* ANHAND DER ANGABEN *
a – Prüfen Sie anhand des Textausschnitts über Selbständige in der Gastronomie, ob die folgenden Aussagen zutreffen. Antworten Sie jeweils mit Ja oder Nein und zitieren Sie wörtlich die entscheidende Textstelle.
(i) Die Agentur führt insgesamt 30 Personen in ihrer Kartei.
(ii) Jeder zehnte Erwerbstätige in Deutschland ist selbständig.
(iii) Für Auftraggeber sind klassische Zeitarbeitsfirmen günstiger als das Selbständigen-Konstrukt.
b – Übersetzen Sie den folgenden Satz aus dem Textausschnitt über Selbständige in der Gastronomie ins Englische: „Jeder neunte Erwerbstätige in Deutschland ist bereits selbständig – Tendenz steigend.“
c – Führen Sie den Textausschnitt über die Flucht in die Selbständigkeit im Anschluss an dessen letzten Satz fort.

* TEXTAUSSCHNITT *
□ □ □ □ □
Insgesamt hat die Agentur 30 Leute in der Kartei: vom Kellner über die Empfangsdame bis zum Koch. In der Vergangenheit wurden personelle Engpässe in der Gastronomie meist durch klassische Zeitarbeitsfirmen ausgeglichen. Doch auch die sind anders als das Selbständigen-Konstrukt sozialversicherungspflichtig – und damit für Auftraggeber teurer, meint Steffen Krysiak von der Agentur.
O-Ton: Steffen Krysiak, ASDD"Aus dem Grund, dass diese Mitarbeiter in der Zeitarbeitsfirma fest angestellt sind und die ganzen Lohnnebenkosten mit bezahlt werden müssen. Und dieser Unterschied ist schon gewaltig."
Die Flucht in die Selbständigkeit hat inzwischen Dimensionen angenommen. Jeder neunte Erwerbstätige in Deutschland ist bereits selbständig – Tendenz steigend. Allein in den letzten zwei Jahren nahm ihr Anteil um über vier Prozent zu. Laut einer Forsa-Umfrage würden inzwischen über 73 Prozent aller Angestellten aus der Arbeitslosen- und Rentenversicherung aussteigen, wenn sie denn dürften.
□ □ □ □ □
* GEZEIGTES MATERIAL *
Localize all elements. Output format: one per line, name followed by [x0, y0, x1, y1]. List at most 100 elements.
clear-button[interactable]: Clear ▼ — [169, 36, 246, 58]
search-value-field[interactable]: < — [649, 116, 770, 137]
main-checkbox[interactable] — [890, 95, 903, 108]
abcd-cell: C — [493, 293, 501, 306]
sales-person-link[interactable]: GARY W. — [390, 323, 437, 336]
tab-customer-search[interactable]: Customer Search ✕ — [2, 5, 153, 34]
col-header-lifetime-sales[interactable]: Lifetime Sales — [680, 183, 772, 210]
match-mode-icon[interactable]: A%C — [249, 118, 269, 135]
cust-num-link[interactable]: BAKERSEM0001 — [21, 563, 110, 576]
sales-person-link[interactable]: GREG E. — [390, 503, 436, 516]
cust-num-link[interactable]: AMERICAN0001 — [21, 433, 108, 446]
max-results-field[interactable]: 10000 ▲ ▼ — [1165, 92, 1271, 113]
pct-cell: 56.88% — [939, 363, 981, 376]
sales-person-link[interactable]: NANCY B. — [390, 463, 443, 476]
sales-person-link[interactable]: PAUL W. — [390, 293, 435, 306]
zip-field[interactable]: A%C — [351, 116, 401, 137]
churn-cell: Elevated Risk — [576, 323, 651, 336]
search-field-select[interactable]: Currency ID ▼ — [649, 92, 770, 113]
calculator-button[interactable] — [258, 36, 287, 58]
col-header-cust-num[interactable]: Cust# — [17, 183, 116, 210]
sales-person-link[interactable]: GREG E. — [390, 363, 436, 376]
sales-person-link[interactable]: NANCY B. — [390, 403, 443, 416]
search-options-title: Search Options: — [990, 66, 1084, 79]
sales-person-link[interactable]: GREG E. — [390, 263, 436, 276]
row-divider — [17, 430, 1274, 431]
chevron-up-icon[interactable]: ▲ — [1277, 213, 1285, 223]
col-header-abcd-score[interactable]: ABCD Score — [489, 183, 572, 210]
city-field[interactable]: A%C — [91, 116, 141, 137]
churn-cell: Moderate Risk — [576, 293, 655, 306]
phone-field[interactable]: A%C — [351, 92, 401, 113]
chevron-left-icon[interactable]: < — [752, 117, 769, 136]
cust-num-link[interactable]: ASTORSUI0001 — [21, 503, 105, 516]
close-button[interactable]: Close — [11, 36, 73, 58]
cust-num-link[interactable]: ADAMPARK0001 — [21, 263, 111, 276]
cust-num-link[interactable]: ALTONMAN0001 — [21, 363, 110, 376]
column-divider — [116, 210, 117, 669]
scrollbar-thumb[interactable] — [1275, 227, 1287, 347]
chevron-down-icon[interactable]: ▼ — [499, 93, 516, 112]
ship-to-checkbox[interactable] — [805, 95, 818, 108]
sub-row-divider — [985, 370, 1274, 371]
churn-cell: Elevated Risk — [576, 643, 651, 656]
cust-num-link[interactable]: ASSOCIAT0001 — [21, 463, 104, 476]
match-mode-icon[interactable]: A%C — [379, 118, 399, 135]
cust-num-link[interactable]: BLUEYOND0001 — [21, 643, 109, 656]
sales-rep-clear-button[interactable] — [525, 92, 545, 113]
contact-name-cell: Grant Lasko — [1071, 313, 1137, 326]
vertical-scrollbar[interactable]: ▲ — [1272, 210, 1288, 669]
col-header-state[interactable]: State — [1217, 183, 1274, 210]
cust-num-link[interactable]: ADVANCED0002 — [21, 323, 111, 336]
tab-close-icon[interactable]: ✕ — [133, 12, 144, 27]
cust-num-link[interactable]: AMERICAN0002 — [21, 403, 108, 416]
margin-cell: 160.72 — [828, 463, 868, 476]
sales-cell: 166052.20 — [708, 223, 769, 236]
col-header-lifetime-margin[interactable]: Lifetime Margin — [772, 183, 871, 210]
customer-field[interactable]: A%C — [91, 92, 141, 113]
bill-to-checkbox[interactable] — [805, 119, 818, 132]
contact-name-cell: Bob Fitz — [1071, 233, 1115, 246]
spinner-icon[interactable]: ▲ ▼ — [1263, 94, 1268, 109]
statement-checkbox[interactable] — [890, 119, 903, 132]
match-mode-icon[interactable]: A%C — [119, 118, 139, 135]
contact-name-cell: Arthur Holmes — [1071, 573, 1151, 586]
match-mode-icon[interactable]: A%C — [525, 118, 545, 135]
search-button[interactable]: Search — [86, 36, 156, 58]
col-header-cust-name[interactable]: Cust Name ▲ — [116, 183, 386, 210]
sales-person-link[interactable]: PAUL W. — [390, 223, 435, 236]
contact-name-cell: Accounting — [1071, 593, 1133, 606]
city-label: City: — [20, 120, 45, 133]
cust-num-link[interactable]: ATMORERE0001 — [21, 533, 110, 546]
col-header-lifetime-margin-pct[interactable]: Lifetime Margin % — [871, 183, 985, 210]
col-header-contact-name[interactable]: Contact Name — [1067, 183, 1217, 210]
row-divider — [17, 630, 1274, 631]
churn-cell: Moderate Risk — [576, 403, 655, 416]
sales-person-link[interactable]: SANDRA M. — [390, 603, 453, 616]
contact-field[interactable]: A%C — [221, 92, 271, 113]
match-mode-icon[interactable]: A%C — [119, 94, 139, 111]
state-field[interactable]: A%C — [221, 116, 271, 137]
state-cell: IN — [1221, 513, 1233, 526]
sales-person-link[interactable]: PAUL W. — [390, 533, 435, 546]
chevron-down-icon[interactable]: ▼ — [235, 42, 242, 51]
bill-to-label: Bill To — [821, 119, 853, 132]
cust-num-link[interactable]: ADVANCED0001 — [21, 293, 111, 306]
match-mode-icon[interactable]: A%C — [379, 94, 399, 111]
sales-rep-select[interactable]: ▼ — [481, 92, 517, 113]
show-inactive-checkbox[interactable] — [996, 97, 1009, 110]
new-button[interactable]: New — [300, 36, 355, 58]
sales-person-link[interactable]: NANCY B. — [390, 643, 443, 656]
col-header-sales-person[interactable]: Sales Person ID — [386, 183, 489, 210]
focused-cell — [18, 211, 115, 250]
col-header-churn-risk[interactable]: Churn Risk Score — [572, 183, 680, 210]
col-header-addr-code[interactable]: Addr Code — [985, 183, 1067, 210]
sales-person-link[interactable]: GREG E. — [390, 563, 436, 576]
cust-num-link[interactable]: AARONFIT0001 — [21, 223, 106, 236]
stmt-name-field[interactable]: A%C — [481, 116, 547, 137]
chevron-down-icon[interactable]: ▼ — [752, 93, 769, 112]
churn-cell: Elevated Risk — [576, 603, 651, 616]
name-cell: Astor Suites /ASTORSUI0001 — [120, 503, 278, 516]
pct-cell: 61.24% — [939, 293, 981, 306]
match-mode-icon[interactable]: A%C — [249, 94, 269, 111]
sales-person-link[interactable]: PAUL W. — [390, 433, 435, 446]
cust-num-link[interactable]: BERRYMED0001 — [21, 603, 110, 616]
□ □ □ □ □
* ERWARTETE ANTWORTEN *
a –
(i) Ja: „Insgesamt hat die Agentur 30 Leute in der Kartei“
(ii) Nein: „Jeder neunte Erwerbstätige in Deutschland ist bereits selbständig“
(iii) Nein: „und damit für Auftraggeber teurer“

b – One in nine working people in Germany is already self-employed, and the number is rising.

c –
Auch Michael Wollin ist in die Selbständigkeit geflohen. Der Friseurgeselle arbeitete hier früher als Angestellter. Vor vier Jahren verlor er seinen Job. Vier Wochen später fing er im selben Laden wieder an. Nur diesmal als selbständiger Friseur - als so genannter "Stuhlmieter".
O-Ton: Michael Wollin, selbständiger Friseurgeselle"Das war damals so, im letzten Halbjahr 2003, dass Herr Fritschka feststellte, dass er die Arbeitsplätze nicht mehr halten konnte. Und da war für mich halt die Überlegung, mir einen anderen Arbeitsplatz zu suchen, oder in die Selbständigkeit zu gehen."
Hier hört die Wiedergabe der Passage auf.